* Data records:
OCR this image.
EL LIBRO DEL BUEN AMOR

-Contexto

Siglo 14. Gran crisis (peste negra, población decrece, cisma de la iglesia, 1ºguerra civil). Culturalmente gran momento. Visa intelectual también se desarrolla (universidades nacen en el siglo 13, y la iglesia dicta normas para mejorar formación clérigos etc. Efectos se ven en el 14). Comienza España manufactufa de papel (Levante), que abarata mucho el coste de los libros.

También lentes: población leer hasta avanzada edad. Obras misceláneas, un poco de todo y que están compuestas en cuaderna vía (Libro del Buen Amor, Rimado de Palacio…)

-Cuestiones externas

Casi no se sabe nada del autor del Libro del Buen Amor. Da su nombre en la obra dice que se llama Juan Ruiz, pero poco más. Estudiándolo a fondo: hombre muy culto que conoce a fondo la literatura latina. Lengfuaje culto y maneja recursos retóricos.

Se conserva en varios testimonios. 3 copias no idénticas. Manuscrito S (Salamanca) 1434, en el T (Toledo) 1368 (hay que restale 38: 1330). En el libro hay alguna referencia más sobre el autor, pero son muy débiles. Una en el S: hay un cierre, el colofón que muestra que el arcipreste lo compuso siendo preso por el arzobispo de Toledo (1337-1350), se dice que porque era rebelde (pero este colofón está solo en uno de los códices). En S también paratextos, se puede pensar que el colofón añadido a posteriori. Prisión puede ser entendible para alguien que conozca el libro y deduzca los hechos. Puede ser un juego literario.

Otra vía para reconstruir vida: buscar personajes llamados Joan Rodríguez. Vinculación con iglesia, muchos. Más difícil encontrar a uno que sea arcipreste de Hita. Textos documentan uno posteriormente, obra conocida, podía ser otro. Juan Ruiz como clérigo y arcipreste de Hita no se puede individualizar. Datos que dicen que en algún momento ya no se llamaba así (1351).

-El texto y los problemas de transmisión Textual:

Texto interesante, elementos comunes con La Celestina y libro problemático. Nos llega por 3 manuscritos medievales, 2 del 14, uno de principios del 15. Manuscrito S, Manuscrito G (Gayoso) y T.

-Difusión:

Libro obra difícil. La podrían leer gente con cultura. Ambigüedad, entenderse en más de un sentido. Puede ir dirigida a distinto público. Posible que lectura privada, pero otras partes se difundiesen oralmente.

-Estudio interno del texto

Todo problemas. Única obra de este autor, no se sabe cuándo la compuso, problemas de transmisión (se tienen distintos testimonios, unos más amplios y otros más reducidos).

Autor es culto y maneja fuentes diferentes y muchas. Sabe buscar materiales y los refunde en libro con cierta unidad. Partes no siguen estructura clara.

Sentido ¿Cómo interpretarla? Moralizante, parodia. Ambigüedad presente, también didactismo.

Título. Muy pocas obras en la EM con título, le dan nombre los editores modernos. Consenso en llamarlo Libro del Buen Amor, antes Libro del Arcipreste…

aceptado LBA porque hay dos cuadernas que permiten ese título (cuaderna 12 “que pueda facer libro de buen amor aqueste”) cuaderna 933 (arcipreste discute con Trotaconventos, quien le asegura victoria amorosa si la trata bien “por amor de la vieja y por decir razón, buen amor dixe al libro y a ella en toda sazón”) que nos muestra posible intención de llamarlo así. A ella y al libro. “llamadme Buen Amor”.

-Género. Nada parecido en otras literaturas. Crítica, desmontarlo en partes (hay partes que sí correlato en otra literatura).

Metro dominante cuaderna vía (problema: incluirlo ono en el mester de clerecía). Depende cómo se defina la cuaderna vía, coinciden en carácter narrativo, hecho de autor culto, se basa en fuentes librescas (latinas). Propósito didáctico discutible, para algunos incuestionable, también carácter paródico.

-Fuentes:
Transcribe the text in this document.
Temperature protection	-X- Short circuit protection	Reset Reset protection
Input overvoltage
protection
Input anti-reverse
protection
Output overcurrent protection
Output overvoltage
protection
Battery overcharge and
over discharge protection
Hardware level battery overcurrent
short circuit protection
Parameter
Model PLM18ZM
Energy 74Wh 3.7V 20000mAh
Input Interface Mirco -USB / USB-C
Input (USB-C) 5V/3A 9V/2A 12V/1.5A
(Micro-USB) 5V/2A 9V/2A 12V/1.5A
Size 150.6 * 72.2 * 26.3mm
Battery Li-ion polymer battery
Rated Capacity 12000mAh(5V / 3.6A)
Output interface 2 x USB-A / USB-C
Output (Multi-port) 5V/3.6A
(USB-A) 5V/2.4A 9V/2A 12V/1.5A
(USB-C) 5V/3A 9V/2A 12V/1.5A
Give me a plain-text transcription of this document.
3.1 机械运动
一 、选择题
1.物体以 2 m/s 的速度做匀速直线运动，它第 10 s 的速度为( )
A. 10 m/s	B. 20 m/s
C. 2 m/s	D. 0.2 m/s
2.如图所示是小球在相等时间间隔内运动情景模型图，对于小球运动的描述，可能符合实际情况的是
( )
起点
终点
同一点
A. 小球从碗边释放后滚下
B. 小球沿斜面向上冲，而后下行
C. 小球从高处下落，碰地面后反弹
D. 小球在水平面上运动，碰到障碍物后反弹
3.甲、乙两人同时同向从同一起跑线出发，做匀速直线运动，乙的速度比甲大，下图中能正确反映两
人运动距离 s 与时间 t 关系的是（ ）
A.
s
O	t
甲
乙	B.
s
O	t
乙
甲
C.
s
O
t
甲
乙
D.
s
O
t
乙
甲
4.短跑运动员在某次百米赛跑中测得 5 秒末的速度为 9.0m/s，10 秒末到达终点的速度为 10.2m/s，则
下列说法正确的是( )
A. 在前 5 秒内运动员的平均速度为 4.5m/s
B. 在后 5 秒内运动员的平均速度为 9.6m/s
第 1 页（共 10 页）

* Directive:
Point out every line holding the string "leer" and copy it.

* Correct result:
También lentes: población leer hasta avanzada edad. Obras misceláneas, un poco de todo y que están compuestas en cuaderna vía (Libro del Buen Amor, Rimado de Palacio…)
Libro obra difícil. La podrían leer gente con cultura. Ambigüedad, entenderse en más de un sentido. Puede ir dirigida a distinto público. Posible que lectura privada, pero otras partes se difundiesen oralmente.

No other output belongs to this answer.